··· Input material

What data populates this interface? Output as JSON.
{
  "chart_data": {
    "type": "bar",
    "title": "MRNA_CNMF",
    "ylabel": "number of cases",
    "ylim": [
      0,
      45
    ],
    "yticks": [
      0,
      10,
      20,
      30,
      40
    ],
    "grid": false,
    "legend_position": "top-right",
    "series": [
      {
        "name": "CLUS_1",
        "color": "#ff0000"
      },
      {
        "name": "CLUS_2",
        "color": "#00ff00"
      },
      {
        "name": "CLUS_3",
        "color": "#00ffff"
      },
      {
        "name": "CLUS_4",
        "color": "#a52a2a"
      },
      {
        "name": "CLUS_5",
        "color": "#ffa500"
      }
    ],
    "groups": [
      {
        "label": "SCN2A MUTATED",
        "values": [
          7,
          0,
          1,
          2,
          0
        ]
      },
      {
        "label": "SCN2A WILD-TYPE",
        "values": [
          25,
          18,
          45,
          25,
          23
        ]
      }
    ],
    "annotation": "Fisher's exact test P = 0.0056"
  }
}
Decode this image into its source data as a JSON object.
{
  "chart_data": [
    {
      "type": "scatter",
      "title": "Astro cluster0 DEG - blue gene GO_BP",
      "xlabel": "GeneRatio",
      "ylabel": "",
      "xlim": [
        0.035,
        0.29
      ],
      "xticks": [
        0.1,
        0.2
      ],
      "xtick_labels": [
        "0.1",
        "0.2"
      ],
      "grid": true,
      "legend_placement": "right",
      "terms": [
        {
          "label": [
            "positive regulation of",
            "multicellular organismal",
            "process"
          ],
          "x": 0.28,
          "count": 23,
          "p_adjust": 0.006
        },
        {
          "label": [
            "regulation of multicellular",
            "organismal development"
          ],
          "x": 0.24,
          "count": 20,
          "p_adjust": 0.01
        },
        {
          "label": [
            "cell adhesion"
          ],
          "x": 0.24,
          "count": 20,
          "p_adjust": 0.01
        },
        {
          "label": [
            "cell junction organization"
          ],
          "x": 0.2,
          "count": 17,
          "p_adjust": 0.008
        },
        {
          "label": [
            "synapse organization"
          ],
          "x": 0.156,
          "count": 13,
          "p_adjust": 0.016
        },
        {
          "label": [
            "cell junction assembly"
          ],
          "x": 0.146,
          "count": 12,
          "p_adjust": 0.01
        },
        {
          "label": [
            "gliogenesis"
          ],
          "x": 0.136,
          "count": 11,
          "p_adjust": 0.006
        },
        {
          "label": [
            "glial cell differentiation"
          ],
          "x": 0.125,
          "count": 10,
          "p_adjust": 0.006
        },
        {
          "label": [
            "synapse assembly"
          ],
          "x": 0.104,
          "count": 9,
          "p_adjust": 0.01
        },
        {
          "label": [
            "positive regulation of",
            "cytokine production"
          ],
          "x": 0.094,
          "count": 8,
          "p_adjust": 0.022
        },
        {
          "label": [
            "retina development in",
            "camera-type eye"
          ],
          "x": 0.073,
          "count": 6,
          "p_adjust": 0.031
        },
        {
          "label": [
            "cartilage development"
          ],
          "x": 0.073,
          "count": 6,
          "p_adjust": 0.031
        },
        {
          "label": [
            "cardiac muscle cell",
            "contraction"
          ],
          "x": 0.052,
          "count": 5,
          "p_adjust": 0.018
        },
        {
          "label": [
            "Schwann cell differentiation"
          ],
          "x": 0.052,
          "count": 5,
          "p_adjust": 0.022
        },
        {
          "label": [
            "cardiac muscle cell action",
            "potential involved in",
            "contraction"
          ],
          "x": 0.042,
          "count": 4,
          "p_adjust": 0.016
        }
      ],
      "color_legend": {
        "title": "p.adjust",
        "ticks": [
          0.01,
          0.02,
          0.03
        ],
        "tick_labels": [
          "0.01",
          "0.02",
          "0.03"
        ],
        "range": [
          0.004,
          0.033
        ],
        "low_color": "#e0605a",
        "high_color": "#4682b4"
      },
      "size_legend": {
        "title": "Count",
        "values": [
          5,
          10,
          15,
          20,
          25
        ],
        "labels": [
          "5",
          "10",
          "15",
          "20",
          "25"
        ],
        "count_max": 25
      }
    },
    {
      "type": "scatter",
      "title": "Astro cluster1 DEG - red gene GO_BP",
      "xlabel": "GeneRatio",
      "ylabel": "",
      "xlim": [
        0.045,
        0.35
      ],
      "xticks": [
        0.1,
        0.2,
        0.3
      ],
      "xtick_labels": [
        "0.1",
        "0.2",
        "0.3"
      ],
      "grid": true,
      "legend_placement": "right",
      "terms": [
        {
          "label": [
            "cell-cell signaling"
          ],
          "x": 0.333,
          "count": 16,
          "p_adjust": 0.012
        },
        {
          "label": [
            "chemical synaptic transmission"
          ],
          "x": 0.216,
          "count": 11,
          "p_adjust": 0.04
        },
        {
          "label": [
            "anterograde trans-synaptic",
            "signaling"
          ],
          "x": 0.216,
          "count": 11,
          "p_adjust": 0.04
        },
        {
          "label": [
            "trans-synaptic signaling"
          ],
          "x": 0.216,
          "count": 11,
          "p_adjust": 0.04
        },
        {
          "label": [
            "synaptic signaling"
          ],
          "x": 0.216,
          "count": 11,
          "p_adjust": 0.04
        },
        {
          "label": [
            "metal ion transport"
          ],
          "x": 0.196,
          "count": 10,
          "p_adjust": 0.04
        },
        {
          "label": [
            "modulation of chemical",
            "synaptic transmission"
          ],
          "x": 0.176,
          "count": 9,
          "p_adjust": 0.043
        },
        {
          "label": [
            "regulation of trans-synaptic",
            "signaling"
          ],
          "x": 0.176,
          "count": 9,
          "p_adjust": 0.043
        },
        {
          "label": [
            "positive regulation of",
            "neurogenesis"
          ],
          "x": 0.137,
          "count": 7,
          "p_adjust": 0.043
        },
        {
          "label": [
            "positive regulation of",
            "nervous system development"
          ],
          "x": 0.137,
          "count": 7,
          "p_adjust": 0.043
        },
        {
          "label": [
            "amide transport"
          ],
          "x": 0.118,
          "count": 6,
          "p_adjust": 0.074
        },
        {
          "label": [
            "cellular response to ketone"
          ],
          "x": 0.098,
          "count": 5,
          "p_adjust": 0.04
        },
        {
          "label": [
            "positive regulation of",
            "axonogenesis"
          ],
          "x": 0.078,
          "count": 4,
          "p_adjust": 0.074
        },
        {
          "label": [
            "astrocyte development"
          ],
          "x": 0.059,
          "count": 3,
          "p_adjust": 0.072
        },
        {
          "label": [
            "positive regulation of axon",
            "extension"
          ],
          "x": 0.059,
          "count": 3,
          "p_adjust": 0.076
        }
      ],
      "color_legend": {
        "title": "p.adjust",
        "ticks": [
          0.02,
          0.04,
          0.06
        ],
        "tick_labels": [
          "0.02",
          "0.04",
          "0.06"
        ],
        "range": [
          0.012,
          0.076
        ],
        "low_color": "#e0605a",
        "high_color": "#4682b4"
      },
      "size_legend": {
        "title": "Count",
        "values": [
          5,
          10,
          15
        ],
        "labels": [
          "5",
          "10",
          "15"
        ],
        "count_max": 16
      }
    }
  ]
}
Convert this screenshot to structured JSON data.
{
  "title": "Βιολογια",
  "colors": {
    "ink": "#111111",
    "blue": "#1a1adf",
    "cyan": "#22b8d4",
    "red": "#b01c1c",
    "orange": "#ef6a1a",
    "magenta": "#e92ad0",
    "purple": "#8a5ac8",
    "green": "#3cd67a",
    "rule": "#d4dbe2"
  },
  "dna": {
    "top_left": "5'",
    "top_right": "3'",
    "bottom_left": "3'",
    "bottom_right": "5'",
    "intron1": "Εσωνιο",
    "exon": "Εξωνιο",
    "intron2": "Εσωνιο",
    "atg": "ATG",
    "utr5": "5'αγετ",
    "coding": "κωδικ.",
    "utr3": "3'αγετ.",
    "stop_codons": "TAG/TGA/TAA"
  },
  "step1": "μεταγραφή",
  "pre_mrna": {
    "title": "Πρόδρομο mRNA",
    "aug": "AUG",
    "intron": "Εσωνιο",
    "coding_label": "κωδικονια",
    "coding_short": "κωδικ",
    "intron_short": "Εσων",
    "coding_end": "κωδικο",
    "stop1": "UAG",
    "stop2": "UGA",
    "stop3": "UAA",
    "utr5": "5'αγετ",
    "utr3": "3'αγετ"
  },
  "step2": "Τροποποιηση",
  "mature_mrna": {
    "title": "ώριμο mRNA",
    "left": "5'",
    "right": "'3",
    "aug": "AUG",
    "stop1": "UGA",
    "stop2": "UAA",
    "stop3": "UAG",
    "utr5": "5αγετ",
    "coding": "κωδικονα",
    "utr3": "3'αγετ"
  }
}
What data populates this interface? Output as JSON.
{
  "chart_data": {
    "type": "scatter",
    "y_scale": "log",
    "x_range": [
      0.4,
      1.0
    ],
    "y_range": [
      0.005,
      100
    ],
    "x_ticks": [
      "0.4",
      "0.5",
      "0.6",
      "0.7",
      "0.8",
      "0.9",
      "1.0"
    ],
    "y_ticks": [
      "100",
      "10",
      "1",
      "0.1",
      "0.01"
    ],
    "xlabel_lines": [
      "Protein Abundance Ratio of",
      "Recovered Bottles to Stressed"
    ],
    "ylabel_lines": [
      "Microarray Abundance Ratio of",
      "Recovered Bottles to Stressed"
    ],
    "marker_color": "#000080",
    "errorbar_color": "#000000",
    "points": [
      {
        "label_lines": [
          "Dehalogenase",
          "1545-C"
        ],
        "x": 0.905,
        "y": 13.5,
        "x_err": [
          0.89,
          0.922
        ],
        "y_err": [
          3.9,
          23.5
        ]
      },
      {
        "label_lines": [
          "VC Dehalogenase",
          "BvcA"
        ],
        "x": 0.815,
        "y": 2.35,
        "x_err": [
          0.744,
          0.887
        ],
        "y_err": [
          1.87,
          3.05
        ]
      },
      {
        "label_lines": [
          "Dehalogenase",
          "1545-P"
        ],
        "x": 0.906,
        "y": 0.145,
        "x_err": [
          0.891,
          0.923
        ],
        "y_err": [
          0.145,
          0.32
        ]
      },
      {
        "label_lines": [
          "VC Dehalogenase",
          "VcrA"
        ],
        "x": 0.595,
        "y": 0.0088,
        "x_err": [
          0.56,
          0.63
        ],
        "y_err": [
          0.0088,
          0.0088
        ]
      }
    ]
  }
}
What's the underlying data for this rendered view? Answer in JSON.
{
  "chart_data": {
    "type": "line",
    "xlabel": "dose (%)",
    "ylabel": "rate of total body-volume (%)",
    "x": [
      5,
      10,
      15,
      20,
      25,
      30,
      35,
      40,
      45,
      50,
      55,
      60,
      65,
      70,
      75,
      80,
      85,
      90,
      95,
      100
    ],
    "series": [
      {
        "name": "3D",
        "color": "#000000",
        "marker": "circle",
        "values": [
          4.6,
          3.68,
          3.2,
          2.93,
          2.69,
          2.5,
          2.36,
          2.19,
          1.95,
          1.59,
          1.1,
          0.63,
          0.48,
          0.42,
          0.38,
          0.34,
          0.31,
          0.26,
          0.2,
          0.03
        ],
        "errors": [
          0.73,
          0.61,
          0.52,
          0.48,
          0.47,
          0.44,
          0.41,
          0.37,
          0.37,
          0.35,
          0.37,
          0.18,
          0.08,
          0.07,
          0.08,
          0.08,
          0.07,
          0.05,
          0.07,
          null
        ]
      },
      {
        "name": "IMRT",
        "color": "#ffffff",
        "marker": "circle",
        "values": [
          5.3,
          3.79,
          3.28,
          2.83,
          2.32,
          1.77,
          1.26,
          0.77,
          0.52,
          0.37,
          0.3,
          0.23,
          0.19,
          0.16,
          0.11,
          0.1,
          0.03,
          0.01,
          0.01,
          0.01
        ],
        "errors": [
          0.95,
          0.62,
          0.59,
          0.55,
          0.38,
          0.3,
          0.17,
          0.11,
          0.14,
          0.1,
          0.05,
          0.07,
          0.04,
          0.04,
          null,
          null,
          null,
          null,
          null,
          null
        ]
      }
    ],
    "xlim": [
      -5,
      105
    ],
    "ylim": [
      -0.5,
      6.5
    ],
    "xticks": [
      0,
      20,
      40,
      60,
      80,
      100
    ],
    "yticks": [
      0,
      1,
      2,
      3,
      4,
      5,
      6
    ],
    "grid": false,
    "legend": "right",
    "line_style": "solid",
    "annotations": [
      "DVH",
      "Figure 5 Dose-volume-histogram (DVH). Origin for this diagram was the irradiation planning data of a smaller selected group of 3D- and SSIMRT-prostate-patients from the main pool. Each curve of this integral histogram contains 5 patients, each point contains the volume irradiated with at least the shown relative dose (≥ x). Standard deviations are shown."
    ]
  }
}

······

Work task:
In the records above, find each line with the word "cardiac" and copy it.

Your response:
            "cardiac muscle cell",
            "cardiac muscle cell action",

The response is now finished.